**Task prompt**
Every line containing the word "density" needs to be found and copied.

Recorded data
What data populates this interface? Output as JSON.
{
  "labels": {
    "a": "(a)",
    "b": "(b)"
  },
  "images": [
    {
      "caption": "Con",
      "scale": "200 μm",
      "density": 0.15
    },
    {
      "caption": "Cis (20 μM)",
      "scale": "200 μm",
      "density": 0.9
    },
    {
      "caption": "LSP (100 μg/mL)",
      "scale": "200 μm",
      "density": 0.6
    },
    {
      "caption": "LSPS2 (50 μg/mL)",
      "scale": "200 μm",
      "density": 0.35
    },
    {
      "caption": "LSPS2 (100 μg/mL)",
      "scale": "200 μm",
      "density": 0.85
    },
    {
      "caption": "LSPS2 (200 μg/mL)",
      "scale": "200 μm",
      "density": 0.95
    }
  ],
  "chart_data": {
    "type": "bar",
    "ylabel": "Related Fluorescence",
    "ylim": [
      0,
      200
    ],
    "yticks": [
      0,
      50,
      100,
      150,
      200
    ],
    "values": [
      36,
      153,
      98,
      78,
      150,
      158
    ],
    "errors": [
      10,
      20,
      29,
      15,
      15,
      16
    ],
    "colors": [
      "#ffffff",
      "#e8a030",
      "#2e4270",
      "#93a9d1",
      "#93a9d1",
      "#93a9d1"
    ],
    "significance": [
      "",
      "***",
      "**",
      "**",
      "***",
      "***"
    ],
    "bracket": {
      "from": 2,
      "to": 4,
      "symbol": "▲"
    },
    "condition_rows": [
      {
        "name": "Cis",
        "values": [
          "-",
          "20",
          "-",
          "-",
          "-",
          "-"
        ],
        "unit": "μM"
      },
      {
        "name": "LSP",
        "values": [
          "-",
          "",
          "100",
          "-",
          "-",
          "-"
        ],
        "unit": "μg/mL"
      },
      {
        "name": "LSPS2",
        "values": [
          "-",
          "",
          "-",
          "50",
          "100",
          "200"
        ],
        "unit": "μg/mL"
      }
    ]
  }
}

--

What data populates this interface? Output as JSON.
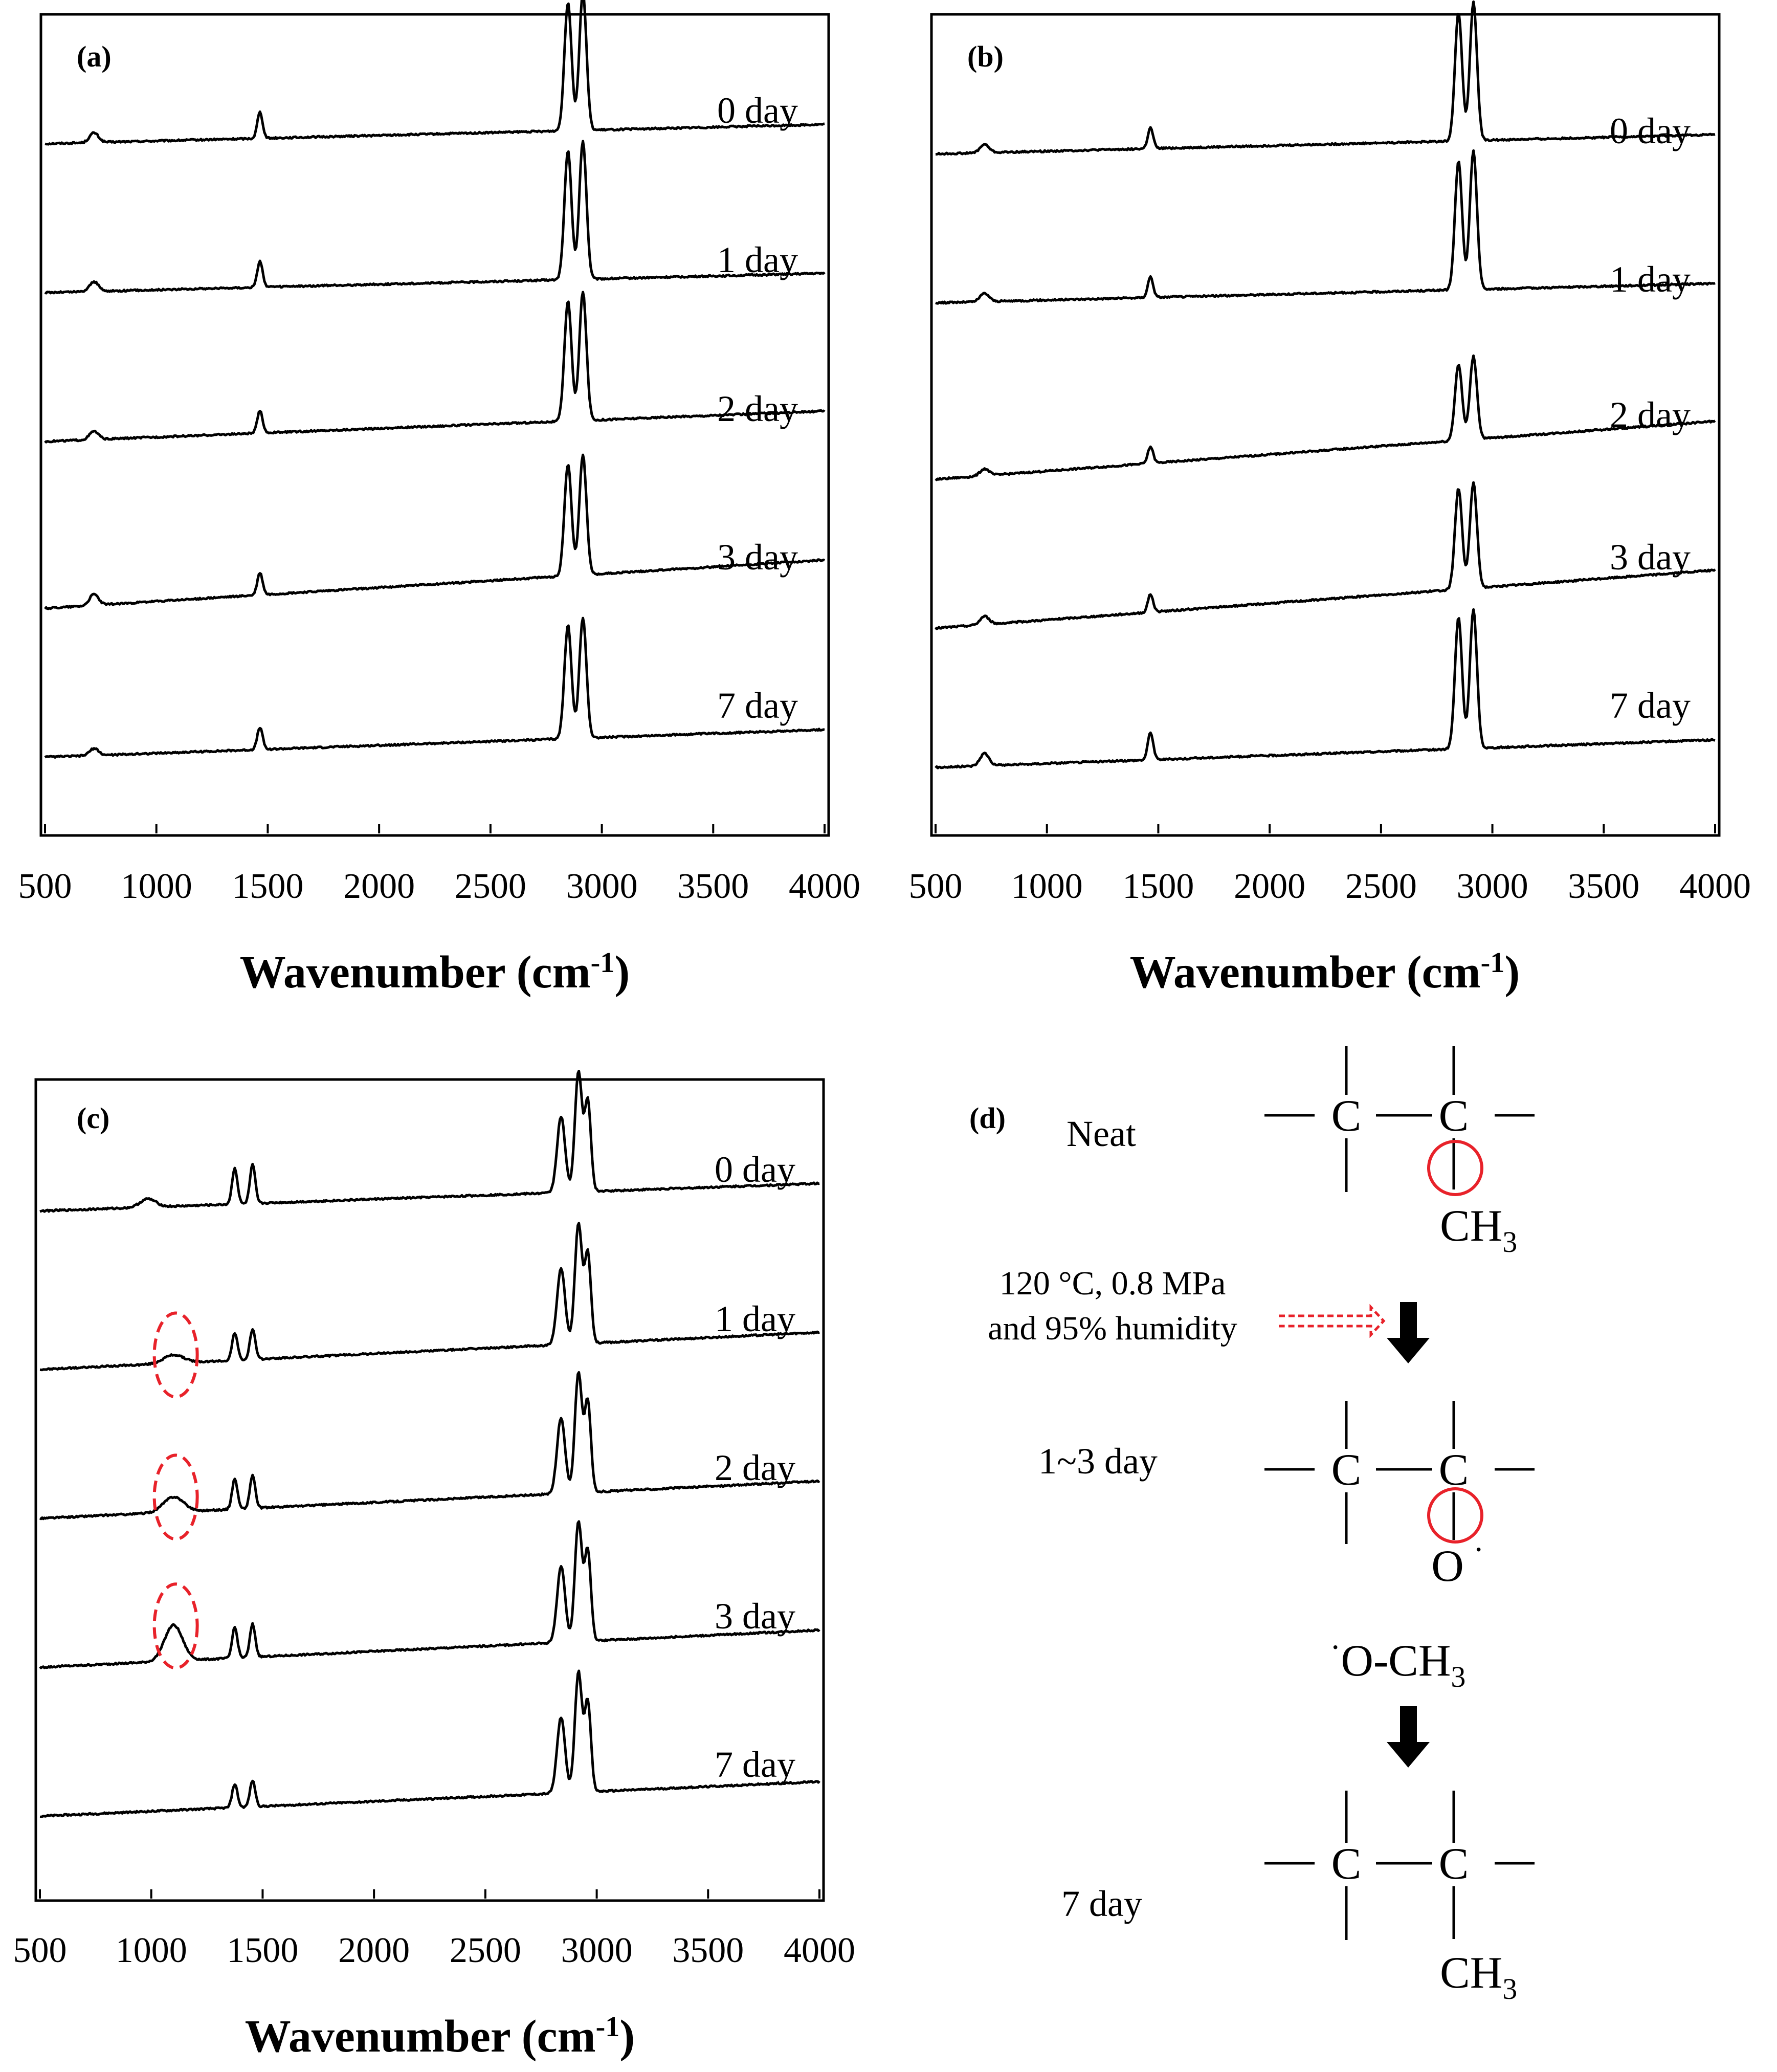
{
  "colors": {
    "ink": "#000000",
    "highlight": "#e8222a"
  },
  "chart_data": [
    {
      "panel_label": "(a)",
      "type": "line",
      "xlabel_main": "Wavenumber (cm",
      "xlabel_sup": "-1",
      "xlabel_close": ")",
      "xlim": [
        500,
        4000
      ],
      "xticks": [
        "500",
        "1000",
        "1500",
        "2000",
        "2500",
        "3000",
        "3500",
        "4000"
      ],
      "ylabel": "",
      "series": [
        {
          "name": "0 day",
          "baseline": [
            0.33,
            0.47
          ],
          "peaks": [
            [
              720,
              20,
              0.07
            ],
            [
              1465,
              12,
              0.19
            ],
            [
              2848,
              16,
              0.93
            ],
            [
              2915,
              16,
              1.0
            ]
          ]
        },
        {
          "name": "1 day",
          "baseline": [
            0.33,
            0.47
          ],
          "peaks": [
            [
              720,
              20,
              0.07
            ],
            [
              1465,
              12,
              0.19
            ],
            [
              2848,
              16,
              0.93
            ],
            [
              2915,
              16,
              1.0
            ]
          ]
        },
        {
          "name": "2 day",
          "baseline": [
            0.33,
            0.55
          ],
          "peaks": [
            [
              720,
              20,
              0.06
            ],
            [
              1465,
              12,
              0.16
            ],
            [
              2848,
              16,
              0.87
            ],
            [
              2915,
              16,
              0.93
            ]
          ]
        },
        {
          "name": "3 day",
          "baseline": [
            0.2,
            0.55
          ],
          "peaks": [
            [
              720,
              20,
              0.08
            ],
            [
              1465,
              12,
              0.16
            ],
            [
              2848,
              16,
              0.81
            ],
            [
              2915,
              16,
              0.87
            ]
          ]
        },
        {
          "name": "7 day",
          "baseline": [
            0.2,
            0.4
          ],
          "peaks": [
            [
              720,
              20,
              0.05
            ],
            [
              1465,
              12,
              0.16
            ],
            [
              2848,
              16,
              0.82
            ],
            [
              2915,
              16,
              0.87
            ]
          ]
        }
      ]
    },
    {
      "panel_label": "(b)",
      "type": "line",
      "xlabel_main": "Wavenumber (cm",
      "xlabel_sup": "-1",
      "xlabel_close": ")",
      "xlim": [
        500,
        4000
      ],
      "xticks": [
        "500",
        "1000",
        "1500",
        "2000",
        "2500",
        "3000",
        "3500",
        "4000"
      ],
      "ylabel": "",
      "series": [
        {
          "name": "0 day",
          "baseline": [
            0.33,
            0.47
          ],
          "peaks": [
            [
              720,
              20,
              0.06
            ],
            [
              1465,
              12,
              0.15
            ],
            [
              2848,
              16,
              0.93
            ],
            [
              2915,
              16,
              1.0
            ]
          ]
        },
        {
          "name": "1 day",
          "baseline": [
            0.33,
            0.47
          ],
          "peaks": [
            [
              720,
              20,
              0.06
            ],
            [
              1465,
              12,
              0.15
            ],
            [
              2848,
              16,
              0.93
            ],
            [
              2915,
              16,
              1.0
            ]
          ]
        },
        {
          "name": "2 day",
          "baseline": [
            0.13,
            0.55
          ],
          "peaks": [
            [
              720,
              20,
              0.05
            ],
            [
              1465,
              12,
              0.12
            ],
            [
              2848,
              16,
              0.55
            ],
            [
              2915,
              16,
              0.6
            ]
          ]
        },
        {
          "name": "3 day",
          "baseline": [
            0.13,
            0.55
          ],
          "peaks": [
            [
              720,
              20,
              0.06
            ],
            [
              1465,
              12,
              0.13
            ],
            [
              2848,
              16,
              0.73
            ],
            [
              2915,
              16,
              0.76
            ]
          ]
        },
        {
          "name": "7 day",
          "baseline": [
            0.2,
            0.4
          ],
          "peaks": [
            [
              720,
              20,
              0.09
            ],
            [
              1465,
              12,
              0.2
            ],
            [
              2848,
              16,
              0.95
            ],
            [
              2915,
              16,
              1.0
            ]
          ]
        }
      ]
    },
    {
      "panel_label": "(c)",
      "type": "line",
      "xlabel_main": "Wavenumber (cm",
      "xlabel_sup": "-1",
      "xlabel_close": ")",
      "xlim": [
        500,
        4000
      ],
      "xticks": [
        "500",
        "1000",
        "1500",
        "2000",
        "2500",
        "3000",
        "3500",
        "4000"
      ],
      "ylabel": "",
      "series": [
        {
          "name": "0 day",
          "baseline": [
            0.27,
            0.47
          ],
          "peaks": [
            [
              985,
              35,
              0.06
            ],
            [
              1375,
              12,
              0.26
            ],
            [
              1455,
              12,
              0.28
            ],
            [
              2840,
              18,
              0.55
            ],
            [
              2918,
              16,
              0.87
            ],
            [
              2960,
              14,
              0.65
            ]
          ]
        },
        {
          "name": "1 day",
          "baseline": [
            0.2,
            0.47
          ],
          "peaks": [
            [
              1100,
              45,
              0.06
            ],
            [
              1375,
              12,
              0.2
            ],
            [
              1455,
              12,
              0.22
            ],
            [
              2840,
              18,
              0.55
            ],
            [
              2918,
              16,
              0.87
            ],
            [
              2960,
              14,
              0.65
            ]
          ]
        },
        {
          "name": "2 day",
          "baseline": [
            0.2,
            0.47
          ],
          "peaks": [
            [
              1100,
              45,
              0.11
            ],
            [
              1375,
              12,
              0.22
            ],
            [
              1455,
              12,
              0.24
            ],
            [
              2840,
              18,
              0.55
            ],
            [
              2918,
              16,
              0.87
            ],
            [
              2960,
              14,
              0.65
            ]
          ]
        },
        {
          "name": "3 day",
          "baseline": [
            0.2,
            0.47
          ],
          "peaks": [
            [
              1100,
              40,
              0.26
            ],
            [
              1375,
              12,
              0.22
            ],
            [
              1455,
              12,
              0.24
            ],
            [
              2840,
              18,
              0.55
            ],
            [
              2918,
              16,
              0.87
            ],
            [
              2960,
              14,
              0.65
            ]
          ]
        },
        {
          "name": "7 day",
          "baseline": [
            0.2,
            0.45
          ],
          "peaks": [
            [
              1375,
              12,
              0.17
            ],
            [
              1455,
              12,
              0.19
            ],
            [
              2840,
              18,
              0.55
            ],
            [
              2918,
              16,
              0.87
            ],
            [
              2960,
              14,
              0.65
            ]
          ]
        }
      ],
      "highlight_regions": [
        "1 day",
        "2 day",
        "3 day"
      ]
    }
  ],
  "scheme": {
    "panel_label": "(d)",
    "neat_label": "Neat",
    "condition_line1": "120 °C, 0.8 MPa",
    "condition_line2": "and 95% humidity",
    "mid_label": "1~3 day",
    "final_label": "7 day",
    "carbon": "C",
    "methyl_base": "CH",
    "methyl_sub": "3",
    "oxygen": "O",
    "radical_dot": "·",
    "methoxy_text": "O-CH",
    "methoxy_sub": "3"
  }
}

**Answer for this exercise**
      "density": 0.15
      "density": 0.9
      "density": 0.6
      "density": 0.35
      "density": 0.85
      "density": 0.95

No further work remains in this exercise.